> GIVEN ENTRIES:
---------------

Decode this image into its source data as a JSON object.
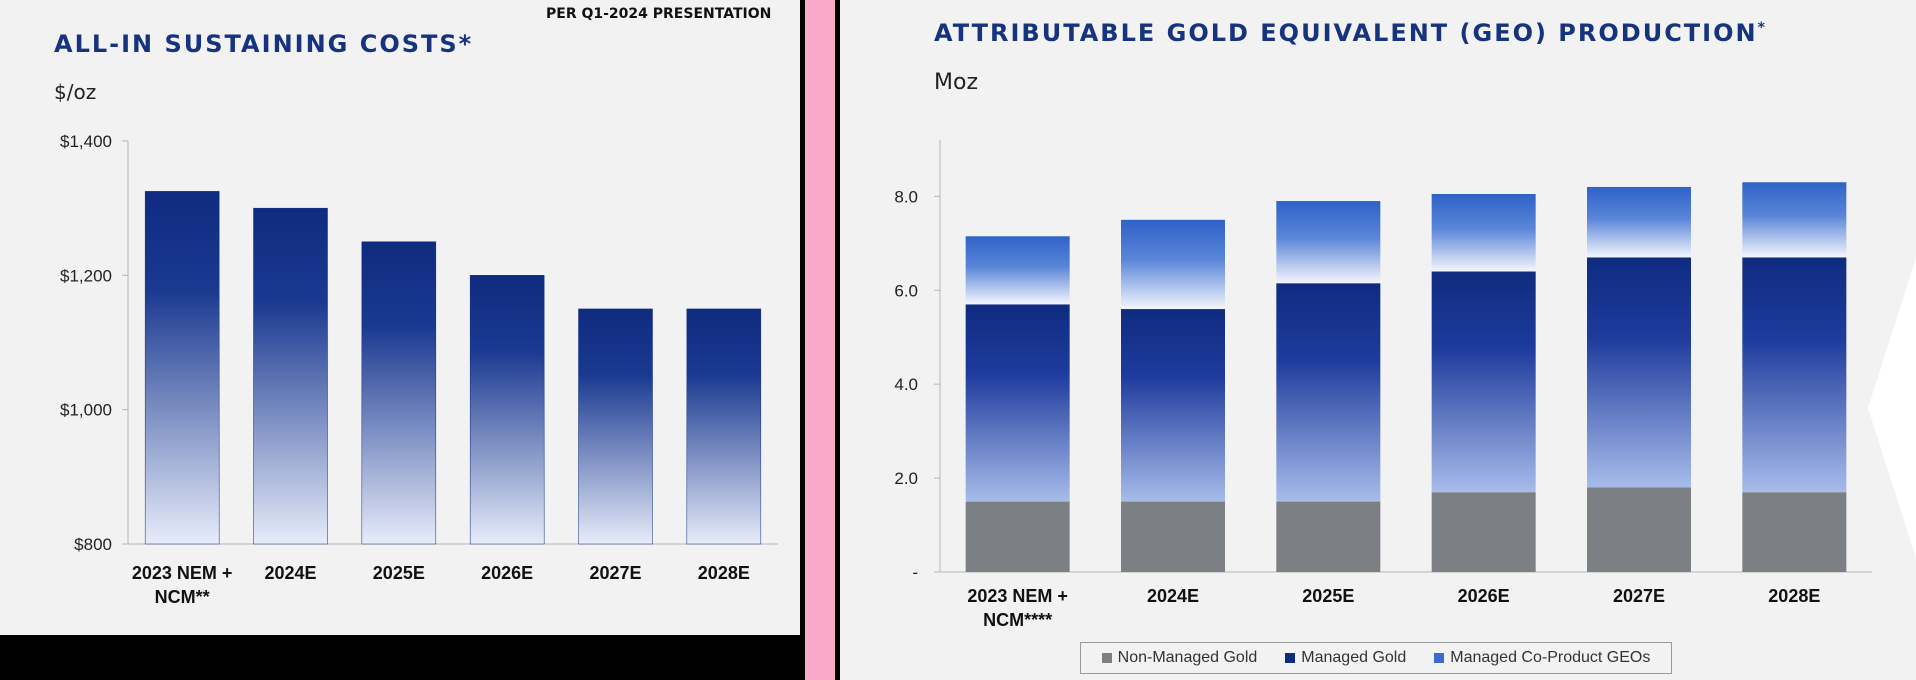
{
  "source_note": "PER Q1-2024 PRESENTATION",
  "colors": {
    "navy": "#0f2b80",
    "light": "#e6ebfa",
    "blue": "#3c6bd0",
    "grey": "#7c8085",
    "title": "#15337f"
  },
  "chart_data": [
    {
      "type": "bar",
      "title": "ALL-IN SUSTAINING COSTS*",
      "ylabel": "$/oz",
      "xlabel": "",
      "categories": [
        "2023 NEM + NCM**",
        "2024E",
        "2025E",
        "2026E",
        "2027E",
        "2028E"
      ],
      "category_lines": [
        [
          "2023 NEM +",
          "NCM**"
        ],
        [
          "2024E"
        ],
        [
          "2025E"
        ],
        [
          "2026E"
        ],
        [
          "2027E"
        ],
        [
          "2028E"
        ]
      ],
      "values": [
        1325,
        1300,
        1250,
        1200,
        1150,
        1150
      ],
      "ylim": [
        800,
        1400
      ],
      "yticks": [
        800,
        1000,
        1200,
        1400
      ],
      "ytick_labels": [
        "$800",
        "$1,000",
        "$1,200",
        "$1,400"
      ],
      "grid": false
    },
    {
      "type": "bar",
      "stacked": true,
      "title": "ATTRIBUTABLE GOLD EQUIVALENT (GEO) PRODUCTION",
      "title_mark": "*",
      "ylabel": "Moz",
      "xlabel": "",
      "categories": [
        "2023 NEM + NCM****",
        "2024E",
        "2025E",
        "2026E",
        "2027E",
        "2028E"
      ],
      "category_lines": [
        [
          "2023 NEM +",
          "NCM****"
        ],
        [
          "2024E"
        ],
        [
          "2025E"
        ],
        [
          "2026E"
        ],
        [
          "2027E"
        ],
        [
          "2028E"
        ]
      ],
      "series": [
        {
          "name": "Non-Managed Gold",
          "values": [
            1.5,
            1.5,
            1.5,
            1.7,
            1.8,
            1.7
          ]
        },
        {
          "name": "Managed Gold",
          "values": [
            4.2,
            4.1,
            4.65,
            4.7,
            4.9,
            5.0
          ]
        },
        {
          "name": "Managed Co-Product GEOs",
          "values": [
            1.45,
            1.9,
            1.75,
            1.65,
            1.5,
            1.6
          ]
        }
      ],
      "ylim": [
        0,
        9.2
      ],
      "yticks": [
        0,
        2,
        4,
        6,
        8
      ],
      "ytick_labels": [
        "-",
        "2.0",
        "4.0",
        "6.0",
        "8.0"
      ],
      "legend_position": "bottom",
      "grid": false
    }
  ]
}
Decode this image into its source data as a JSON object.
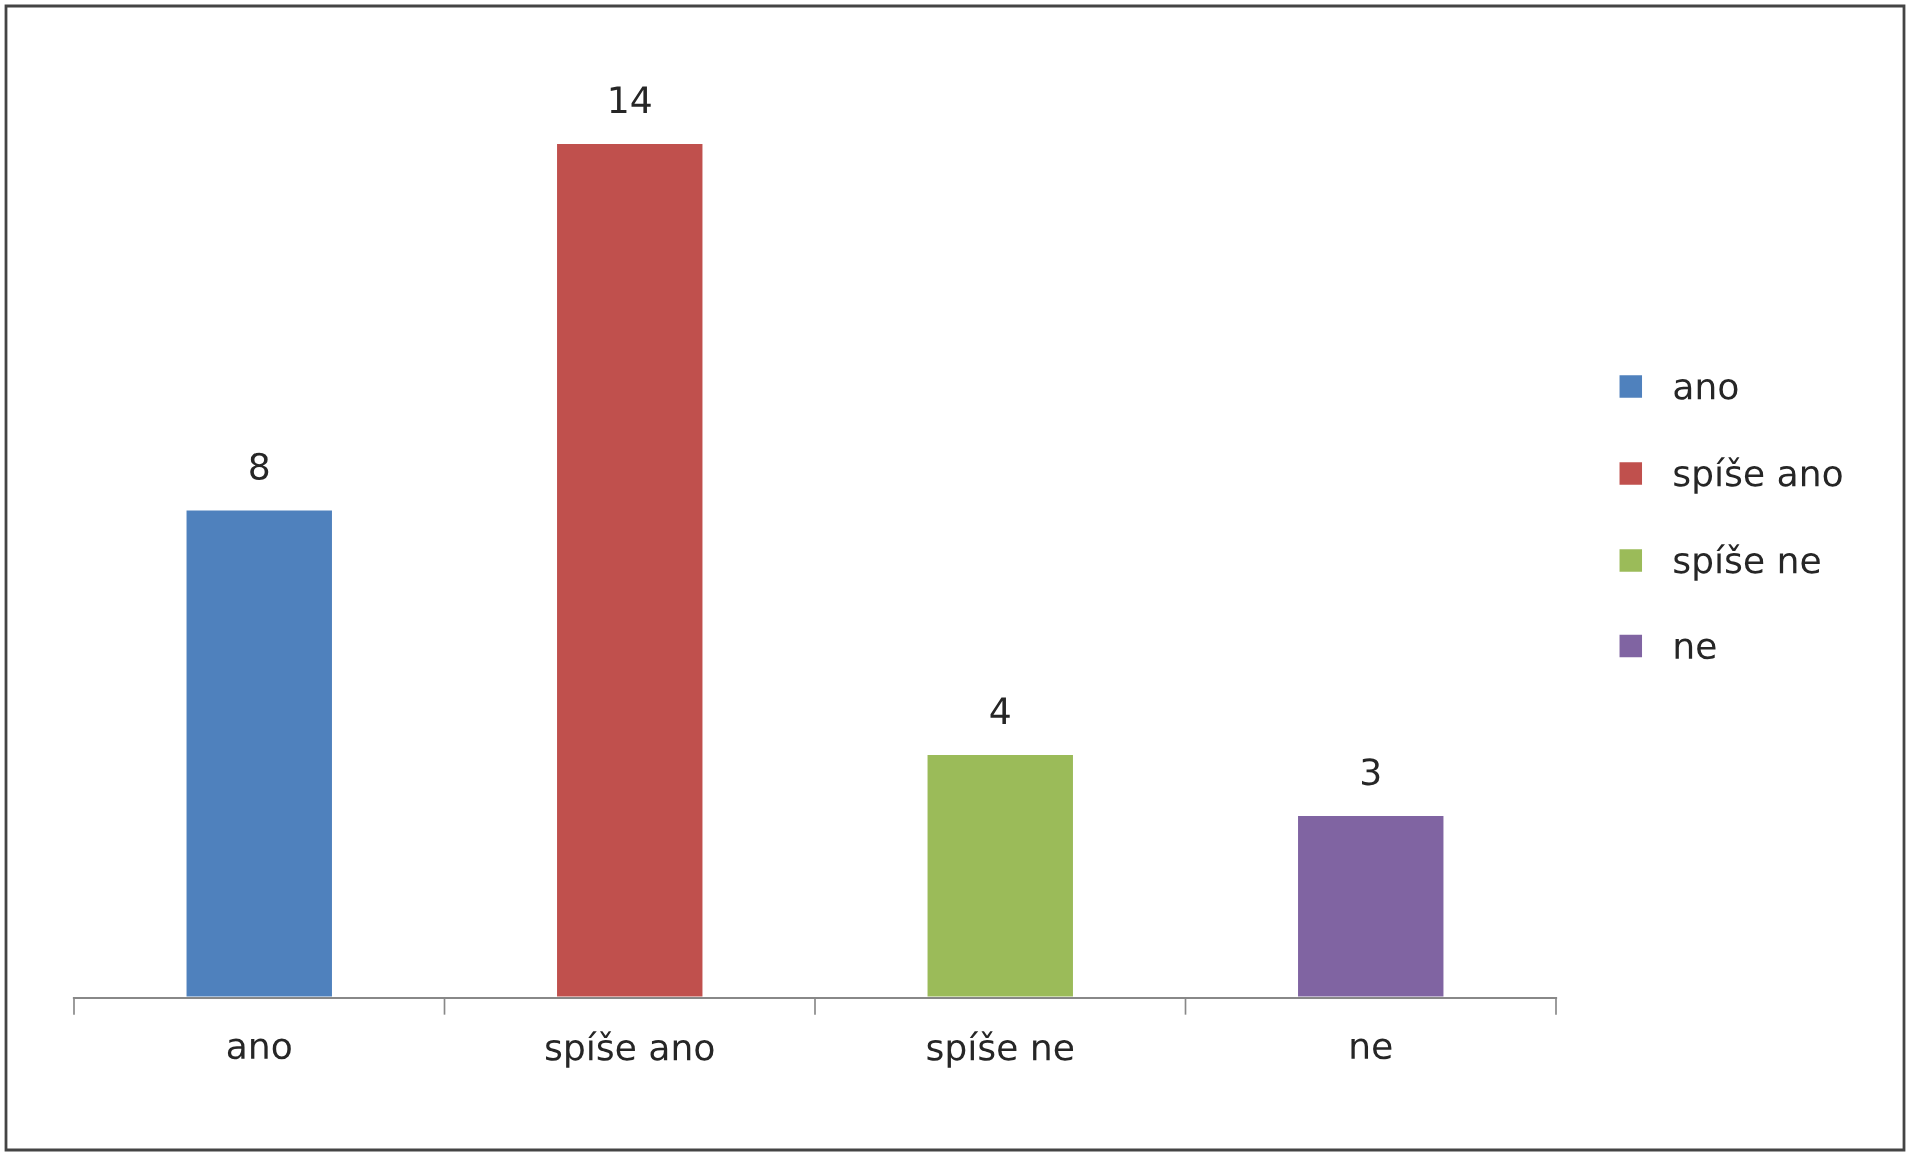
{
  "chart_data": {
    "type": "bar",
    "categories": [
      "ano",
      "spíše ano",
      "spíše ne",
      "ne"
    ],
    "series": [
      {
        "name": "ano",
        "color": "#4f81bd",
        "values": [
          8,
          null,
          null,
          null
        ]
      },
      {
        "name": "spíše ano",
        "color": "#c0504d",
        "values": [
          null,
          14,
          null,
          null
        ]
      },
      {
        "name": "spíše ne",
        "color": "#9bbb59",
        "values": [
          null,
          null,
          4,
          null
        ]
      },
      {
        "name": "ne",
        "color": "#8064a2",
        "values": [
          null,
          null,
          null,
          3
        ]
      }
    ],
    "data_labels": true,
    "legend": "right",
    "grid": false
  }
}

---------------

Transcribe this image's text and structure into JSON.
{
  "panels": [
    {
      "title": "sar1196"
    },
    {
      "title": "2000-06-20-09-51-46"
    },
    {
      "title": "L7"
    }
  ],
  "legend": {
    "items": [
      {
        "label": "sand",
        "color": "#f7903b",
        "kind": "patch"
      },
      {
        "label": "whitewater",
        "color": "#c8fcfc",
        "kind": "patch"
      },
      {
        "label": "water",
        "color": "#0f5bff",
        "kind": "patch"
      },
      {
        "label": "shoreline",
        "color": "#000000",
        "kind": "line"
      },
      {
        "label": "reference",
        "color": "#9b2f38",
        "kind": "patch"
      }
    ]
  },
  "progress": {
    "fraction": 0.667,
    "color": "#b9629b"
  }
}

---------------

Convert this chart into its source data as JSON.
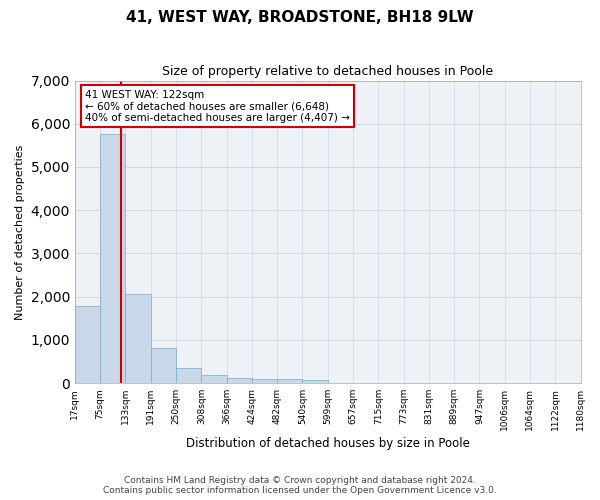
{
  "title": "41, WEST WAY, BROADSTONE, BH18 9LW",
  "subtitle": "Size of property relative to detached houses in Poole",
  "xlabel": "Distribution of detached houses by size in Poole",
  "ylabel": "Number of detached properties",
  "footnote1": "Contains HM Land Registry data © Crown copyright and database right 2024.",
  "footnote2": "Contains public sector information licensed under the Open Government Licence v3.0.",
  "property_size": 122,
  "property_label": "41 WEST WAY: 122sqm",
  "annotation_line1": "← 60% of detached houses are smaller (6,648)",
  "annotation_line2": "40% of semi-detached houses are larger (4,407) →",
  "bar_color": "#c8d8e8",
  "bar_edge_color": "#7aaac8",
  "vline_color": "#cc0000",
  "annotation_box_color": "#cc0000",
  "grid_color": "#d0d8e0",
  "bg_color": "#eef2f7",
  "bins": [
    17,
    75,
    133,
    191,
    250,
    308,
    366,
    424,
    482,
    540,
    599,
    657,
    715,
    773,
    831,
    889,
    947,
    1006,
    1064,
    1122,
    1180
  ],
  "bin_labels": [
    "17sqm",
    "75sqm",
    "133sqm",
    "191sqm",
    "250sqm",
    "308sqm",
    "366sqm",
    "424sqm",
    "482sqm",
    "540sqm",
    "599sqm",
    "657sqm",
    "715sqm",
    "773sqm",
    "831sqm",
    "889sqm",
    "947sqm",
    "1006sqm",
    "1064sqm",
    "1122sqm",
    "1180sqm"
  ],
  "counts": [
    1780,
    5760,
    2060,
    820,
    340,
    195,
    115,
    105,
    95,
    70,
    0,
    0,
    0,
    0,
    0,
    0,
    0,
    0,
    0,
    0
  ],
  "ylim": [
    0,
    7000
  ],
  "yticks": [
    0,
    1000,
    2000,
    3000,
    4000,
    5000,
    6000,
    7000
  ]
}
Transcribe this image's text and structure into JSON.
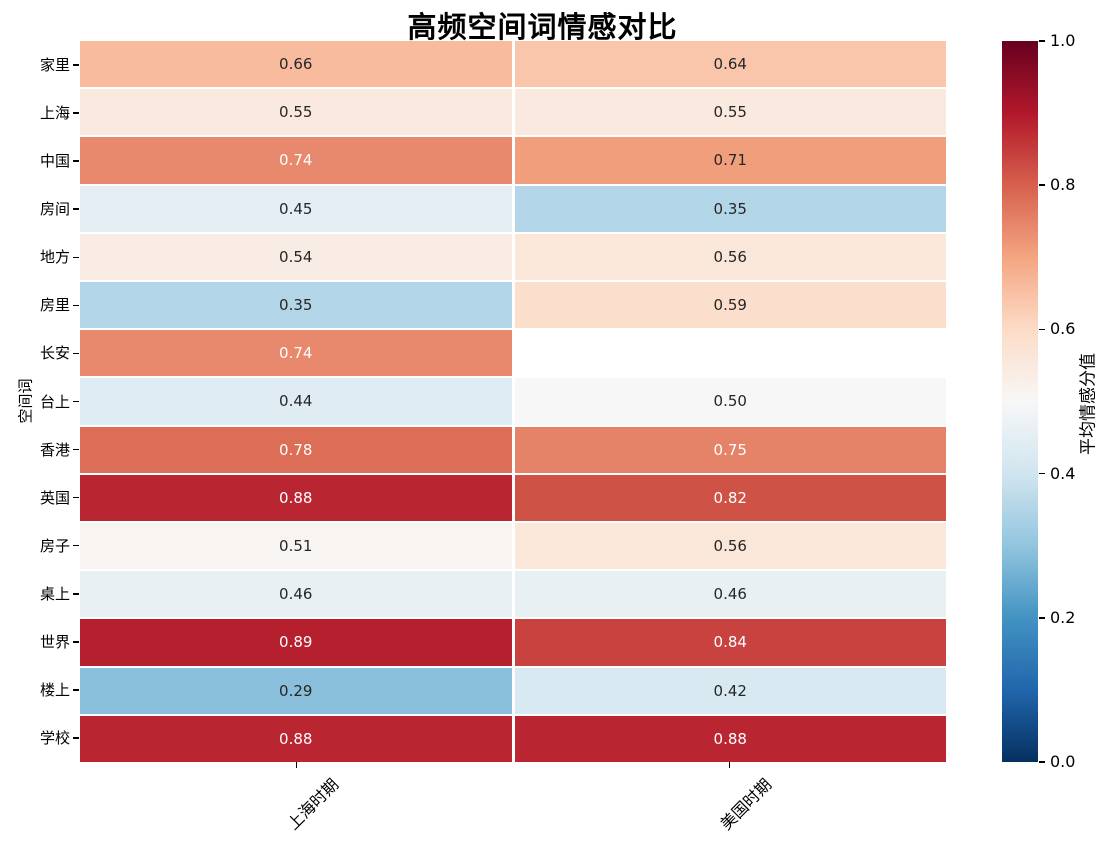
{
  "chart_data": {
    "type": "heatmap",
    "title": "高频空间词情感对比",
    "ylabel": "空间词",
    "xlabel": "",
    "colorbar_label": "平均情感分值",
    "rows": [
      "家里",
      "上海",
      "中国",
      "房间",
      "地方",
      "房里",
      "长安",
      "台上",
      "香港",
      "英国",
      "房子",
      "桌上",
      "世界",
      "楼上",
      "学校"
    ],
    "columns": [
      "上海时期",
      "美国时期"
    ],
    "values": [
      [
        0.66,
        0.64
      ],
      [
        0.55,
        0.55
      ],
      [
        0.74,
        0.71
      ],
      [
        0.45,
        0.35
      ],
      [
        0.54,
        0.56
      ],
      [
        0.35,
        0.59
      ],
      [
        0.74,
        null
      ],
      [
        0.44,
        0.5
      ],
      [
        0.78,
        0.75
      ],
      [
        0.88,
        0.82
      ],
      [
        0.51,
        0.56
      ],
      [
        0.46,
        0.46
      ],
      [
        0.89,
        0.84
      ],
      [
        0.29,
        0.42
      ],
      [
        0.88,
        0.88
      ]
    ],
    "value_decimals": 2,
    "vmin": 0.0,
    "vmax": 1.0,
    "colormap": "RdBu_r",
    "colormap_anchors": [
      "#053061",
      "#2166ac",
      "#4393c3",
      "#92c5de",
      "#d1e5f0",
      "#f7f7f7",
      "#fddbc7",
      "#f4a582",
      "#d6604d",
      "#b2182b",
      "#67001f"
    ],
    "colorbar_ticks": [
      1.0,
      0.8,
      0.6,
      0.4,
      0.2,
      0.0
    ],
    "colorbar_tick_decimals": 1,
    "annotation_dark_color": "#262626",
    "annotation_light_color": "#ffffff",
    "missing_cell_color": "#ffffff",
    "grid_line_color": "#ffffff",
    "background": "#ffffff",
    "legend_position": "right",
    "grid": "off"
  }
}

---------------

> DIRECTIONS: Extract from the data every line where "WEST" shows up.

> TASK RESPONSE:
  "title": "41, WEST WAY, BROADSTONE, BH18 9LW",
  "property_label": "41 WEST WAY: 122sqm",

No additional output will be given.